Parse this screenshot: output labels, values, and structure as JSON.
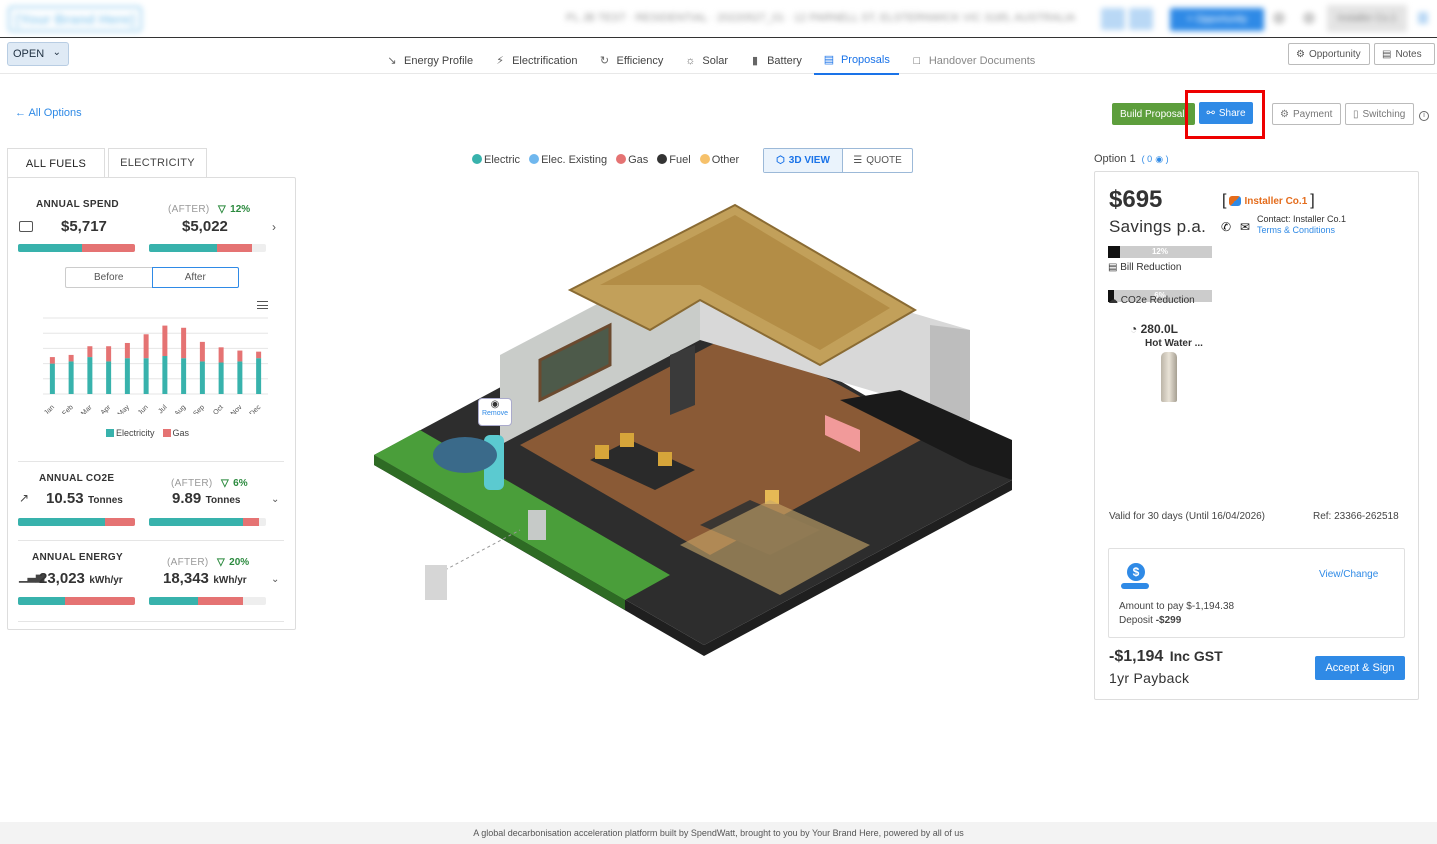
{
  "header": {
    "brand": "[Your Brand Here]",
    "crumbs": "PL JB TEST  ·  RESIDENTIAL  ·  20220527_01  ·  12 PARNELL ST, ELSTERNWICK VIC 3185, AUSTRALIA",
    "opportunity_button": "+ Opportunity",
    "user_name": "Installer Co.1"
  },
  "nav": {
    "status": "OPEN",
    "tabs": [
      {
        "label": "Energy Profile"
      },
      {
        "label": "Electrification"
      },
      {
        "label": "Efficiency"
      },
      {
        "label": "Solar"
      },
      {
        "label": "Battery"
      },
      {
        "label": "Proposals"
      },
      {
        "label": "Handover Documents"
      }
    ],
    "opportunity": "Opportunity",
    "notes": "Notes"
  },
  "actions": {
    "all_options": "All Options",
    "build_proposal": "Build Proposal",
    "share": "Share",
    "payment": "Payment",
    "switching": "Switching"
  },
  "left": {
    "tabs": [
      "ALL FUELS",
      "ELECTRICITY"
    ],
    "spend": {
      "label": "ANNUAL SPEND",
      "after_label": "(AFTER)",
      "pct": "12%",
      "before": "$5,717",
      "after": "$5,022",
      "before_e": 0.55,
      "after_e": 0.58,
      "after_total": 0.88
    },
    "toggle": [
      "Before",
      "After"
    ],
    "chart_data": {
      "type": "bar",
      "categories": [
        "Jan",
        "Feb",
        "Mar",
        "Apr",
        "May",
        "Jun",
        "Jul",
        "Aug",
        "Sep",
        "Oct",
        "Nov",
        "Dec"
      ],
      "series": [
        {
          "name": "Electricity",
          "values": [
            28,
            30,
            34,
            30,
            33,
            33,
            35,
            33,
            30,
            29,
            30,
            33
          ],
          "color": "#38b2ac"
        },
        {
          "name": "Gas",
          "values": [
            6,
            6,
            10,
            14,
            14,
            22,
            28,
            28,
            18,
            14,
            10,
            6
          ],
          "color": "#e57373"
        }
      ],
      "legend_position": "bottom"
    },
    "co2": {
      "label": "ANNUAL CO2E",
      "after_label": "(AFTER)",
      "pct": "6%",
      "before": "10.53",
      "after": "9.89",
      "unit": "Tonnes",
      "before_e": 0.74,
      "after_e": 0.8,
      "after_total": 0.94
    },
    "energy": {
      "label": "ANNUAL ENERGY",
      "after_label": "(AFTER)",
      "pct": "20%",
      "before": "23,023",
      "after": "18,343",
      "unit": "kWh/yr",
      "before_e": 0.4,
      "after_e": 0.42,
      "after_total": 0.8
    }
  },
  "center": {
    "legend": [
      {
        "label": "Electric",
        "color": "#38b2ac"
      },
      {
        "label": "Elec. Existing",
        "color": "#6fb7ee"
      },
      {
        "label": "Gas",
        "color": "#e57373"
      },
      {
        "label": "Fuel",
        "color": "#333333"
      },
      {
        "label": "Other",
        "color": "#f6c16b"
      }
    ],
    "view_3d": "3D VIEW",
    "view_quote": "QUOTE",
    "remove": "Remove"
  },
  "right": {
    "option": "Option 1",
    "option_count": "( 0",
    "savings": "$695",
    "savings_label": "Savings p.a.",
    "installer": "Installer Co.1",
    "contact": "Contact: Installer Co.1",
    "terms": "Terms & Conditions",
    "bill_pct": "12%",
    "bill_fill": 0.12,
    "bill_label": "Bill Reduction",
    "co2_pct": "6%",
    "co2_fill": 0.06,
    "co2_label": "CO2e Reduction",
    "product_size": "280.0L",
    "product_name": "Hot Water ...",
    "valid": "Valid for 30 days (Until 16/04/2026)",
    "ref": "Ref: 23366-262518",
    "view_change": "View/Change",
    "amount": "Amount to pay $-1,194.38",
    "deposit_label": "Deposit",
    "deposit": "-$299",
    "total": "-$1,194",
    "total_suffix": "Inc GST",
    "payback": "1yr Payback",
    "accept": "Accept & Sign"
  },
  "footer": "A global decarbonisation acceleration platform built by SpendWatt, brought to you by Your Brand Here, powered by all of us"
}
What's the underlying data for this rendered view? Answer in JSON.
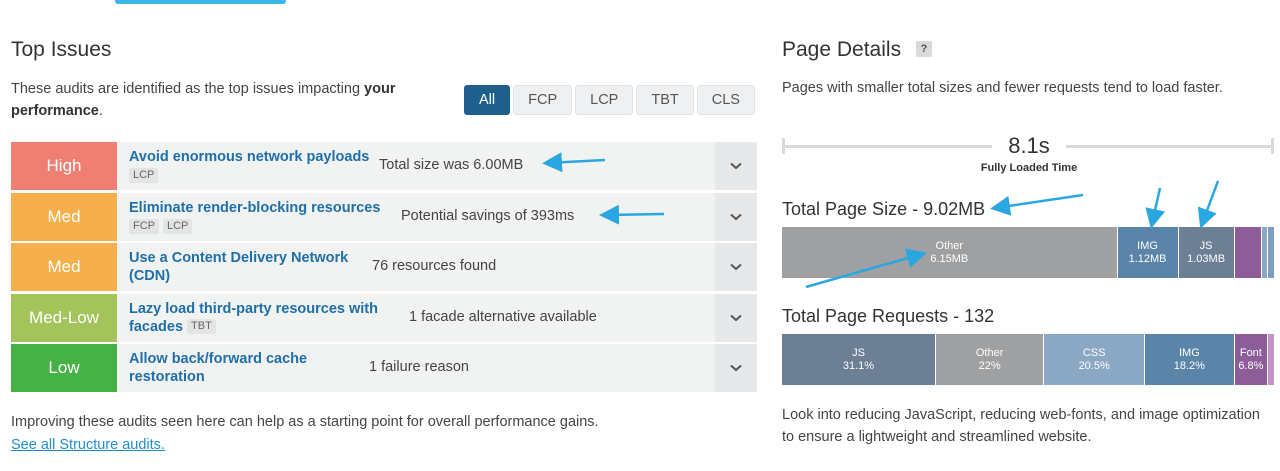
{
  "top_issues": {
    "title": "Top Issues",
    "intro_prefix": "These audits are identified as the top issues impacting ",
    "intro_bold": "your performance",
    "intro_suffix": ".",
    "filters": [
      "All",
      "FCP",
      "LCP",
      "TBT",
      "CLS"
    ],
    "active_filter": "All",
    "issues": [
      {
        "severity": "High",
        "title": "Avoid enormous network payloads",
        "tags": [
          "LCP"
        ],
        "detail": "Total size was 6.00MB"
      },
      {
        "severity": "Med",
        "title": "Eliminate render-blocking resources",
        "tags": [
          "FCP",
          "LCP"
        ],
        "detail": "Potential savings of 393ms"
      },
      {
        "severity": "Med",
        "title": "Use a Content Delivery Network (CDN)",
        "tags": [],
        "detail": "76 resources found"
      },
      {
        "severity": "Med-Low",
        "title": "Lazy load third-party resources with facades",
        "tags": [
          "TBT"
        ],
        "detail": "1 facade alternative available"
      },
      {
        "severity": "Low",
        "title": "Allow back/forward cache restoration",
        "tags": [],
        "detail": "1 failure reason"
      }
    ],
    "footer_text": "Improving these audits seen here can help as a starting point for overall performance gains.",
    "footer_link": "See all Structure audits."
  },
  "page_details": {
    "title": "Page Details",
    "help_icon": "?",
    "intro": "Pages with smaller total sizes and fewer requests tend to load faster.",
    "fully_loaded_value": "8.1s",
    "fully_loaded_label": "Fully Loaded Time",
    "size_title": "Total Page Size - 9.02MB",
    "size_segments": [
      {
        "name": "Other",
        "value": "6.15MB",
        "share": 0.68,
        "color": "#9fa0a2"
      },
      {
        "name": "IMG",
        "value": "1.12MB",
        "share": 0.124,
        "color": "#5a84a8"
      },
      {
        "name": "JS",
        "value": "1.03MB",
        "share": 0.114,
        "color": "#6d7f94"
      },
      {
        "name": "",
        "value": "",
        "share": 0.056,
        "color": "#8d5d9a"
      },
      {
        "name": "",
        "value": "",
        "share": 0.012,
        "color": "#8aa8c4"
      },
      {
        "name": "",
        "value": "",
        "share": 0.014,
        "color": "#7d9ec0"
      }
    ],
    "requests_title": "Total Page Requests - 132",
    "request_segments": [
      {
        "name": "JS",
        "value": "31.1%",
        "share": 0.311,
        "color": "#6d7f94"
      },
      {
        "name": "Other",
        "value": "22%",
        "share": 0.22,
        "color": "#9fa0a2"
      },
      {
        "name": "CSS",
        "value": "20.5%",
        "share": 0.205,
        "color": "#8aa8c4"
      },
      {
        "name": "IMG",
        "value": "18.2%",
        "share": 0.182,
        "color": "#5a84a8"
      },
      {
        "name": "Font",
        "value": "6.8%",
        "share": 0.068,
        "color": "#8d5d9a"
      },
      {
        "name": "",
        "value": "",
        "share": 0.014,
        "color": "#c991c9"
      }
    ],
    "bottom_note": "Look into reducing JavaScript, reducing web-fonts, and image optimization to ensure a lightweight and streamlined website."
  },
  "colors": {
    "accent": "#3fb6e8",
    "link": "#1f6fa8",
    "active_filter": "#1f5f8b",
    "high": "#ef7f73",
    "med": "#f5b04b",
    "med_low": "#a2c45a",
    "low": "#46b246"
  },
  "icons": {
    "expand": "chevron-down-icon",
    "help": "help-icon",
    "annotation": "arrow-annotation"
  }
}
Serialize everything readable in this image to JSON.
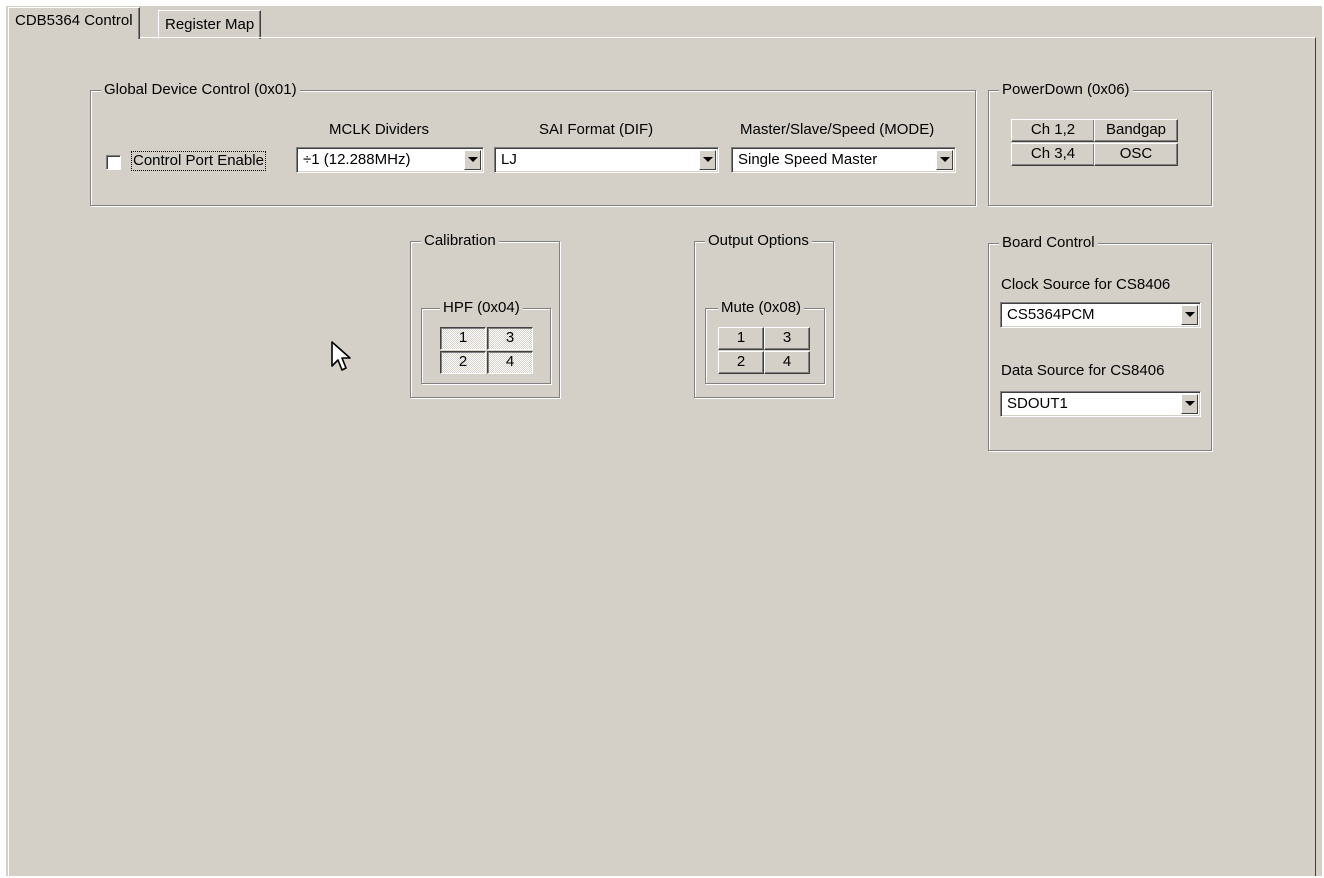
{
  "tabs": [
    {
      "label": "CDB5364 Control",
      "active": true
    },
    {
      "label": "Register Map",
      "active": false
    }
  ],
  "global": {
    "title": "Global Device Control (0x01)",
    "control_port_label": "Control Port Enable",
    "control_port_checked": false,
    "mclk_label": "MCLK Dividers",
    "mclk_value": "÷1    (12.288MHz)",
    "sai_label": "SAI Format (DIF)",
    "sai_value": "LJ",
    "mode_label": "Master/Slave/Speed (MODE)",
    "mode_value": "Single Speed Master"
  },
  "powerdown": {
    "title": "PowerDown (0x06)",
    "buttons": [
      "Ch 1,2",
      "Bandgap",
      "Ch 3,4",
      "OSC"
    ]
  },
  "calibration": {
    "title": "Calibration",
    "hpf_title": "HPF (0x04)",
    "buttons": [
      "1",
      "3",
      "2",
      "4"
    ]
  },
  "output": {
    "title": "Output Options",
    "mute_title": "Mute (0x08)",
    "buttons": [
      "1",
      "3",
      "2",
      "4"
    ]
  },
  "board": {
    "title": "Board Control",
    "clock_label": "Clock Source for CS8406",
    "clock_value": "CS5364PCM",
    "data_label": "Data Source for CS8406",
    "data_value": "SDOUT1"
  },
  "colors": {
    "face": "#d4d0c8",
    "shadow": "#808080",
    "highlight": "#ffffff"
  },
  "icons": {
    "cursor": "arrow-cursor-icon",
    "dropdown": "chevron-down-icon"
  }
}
────────
> Task objective:
Extract, word for word, every line from the one holding "Serialize everything readable" through the closing line of the data above. Do not include any pictures.

> Answer for this exercise:
Serialize everything readable in this image to JSON.
{
  "tabs": [
    {
      "label": "CDB5364 Control",
      "active": true
    },
    {
      "label": "Register Map",
      "active": false
    }
  ],
  "global": {
    "title": "Global Device Control (0x01)",
    "control_port_label": "Control Port Enable",
    "control_port_checked": false,
    "mclk_label": "MCLK Dividers",
    "mclk_value": "÷1    (12.288MHz)",
    "sai_label": "SAI Format (DIF)",
    "sai_value": "LJ",
    "mode_label": "Master/Slave/Speed (MODE)",
    "mode_value": "Single Speed Master"
  },
  "powerdown": {
    "title": "PowerDown (0x06)",
    "buttons": [
      "Ch 1,2",
      "Bandgap",
      "Ch 3,4",
      "OSC"
    ]
  },
  "calibration": {
    "title": "Calibration",
    "hpf_title": "HPF (0x04)",
    "buttons": [
      "1",
      "3",
      "2",
      "4"
    ]
  },
  "output": {
    "title": "Output Options",
    "mute_title": "Mute (0x08)",
    "buttons": [
      "1",
      "3",
      "2",
      "4"
    ]
  },
  "board": {
    "title": "Board Control",
    "clock_label": "Clock Source for CS8406",
    "clock_value": "CS5364PCM",
    "data_label": "Data Source for CS8406",
    "data_value": "SDOUT1"
  },
  "colors": {
    "face": "#d4d0c8",
    "shadow": "#808080",
    "highlight": "#ffffff"
  },
  "icons": {
    "cursor": "arrow-cursor-icon",
    "dropdown": "chevron-down-icon"
  }
}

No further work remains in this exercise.